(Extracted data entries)
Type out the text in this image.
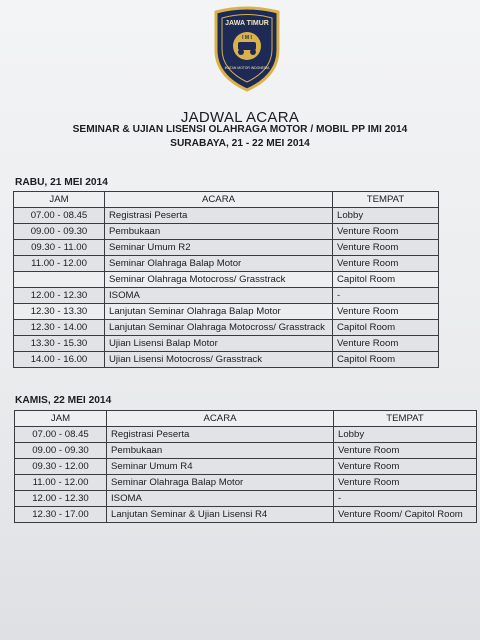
JAWA TIMUR
I M I
IKATAN MOTOR INDONESIA
JADWAL ACARA
SEMINAR & UJIAN LISENSI OLAHRAGA MOTOR / MOBIL PP IMI 2014
SURABAYA, 21 - 22 MEI 2014
RABU, 21 MEI 2014
JAM	ACARA	TEMPAT
07.00 - 08.45	Registrasi Peserta	Lobby
09.00 - 09.30	Pembukaan	Venture Room
09.30 - 11.00	Seminar Umum R2	Venture Room
11.00 - 12.00	Seminar Olahraga Balap Motor	Venture Room
	Seminar Olahraga Motocross/ Grasstrack	Capitol Room
12.00 - 12.30	ISOMA	-
12.30 - 13.30	Lanjutan Seminar Olahraga Balap Motor	Venture Room
12.30 - 14.00	Lanjutan Seminar Olahraga Motocross/ Grasstrack	Capitol Room
13.30 - 15.30	Ujian Lisensi Balap Motor	Venture Room
14.00 - 16.00	Ujian Lisensi Motocross/ Grasstrack	Capitol Room
KAMIS, 22 MEI 2014
JAM	ACARA	TEMPAT
07.00 - 08.45	Registrasi Peserta	Lobby
09.00 - 09.30	Pembukaan	Venture Room
09.30 - 12.00	Seminar Umum R4	Venture Room
11.00 - 12.00	Seminar Olahraga Balap Motor	Venture Room
12.00 - 12.30	ISOMA	-
12.30 - 17.00	Lanjutan Seminar & Ujian Lisensi R4	Venture Room/ Capitol Room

• **What this task involves**
What you return should match the records above word for word, minus the pictures.

• **Solution**
Type out the text in this image.
JAWA TIMUR
I M I
IKATAN MOTOR INDONESIA
JADWAL ACARA
SEMINAR & UJIAN LISENSI OLAHRAGA MOTOR / MOBIL PP IMI 2014
SURABAYA, 21 - 22 MEI 2014
RABU, 21 MEI 2014
JAM	ACARA	TEMPAT
07.00 - 08.45	Registrasi Peserta	Lobby
09.00 - 09.30	Pembukaan	Venture Room
09.30 - 11.00	Seminar Umum R2	Venture Room
11.00 - 12.00	Seminar Olahraga Balap Motor	Venture Room
	Seminar Olahraga Motocross/ Grasstrack	Capitol Room
12.00 - 12.30	ISOMA	-
12.30 - 13.30	Lanjutan Seminar Olahraga Balap Motor	Venture Room
12.30 - 14.00	Lanjutan Seminar Olahraga Motocross/ Grasstrack	Capitol Room
13.30 - 15.30	Ujian Lisensi Balap Motor	Venture Room
14.00 - 16.00	Ujian Lisensi Motocross/ Grasstrack	Capitol Room
KAMIS, 22 MEI 2014
JAM	ACARA	TEMPAT
07.00 - 08.45	Registrasi Peserta	Lobby
09.00 - 09.30	Pembukaan	Venture Room
09.30 - 12.00	Seminar Umum R4	Venture Room
11.00 - 12.00	Seminar Olahraga Balap Motor	Venture Room
12.00 - 12.30	ISOMA	-
12.30 - 17.00	Lanjutan Seminar & Ujian Lisensi R4	Venture Room/ Capitol Room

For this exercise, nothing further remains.